- PROBLEM DESCRIPTION
Arrange every line of the data into a numbered list. Leave out blank lines and any picture lines.

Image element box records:
──────

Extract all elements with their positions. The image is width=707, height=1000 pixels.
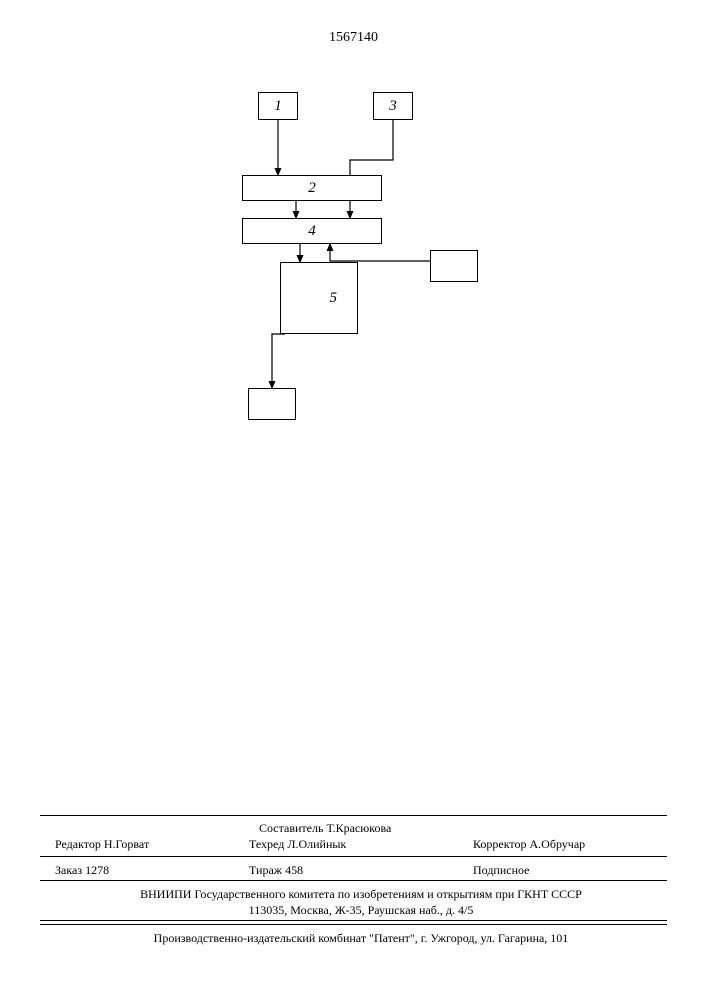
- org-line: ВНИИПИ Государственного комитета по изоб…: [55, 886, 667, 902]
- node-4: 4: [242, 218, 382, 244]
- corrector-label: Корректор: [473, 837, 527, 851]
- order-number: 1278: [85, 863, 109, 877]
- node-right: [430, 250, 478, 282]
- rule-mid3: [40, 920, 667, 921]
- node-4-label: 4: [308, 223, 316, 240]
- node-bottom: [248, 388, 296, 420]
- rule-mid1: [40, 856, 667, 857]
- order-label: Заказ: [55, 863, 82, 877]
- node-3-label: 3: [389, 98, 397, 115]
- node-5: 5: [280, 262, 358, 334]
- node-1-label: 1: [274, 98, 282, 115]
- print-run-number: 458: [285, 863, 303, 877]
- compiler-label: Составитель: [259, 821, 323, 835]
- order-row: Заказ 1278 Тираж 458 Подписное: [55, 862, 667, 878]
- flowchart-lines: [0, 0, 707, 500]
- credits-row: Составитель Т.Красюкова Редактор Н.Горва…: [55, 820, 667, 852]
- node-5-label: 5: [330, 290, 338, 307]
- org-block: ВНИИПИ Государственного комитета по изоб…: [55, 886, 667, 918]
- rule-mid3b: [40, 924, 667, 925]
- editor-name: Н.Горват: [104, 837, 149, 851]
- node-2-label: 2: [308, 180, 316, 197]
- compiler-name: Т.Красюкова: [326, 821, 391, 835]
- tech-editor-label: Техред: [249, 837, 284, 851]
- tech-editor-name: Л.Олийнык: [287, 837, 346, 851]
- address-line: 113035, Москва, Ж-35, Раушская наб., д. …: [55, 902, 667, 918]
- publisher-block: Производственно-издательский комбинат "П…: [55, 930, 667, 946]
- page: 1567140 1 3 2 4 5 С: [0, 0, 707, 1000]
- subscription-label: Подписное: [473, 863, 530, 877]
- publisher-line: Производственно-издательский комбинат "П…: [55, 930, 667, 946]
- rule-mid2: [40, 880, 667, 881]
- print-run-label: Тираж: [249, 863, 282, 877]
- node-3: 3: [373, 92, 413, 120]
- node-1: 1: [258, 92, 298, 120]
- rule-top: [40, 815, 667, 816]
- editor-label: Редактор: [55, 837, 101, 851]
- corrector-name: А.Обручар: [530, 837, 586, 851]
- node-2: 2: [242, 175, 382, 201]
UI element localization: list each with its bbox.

──────

- THE RESULT
1. Extract all elements with their positions. The image is width=707, height=1000 pixels.
2. - org-line: ВНИИПИ Государственного комитета по изоб…: [55, 886, 667, 902]
3. - node-4: 4: [242, 218, 382, 244]
4. - corrector-label: Корректор: [473, 837, 527, 851]
5. - order-number: 1278: [85, 863, 109, 877]
6. - node-right: [430, 250, 478, 282]
7. - rule-mid3: [40, 920, 667, 921]
8. - node-4-label: 4: [308, 223, 316, 240]
9. - node-bottom: [248, 388, 296, 420]
10. - rule-mid1: [40, 856, 667, 857]
11. - order-label: Заказ: [55, 863, 82, 877]
12. - node-3-label: 3: [389, 98, 397, 115]
13. - node-5: 5: [280, 262, 358, 334]
14. - node-1-label: 1: [274, 98, 282, 115]
15. - print-run-number: 458: [285, 863, 303, 877]
16. - compiler-label: Составитель: [259, 821, 323, 835]
17. - order-row: Заказ 1278 Тираж 458 Подписное: [55, 862, 667, 878]
18. - flowchart-lines: [0, 0, 707, 500]
19. - credits-row: Составитель Т.Красюкова Редактор Н.Горва…: [55, 820, 667, 852]
20. - node-5-label: 5: [330, 290, 338, 307]
21. - org-block: ВНИИПИ Государственного комитета по изоб…: [55, 886, 667, 918]
22. - rule-mid3b: [40, 924, 667, 925]
23. - editor-name: Н.Горват: [104, 837, 149, 851]
24. - node-2-label: 2: [308, 180, 316, 197]
25. - compiler-name: Т.Красюкова: [326, 821, 391, 835]
26. - tech-editor-label: Техред: [249, 837, 284, 851]
27. - tech-editor-name: Л.Олийнык: [287, 837, 346, 851]
28. - address-line: 113035, Москва, Ж-35, Раушская наб., д. …: [55, 902, 667, 918]
29. - publisher-block: Производственно-издательский комбинат "П…: [55, 930, 667, 946]
30. - page: 1567140 1 3 2 4 5 С: [0, 0, 707, 1000]
31. - subscription-label: Подписное: [473, 863, 530, 877]
32. - publisher-line: Производственно-издательский комбинат "П…: [55, 930, 667, 946]
33. - rule-mid2: [40, 880, 667, 881]
34. - print-run-label: Тираж: [249, 863, 282, 877]
35. - node-3: 3: [373, 92, 413, 120]
36. - node-1: 1: [258, 92, 298, 120]
37. - rule-top: [40, 815, 667, 816]
38. - editor-label: Редактор: [55, 837, 101, 851]
39. - corrector-name: А.Обручар: [530, 837, 586, 851]
40. - node-2: 2: [242, 175, 382, 201]
41. UI element localization: list each with its bbox.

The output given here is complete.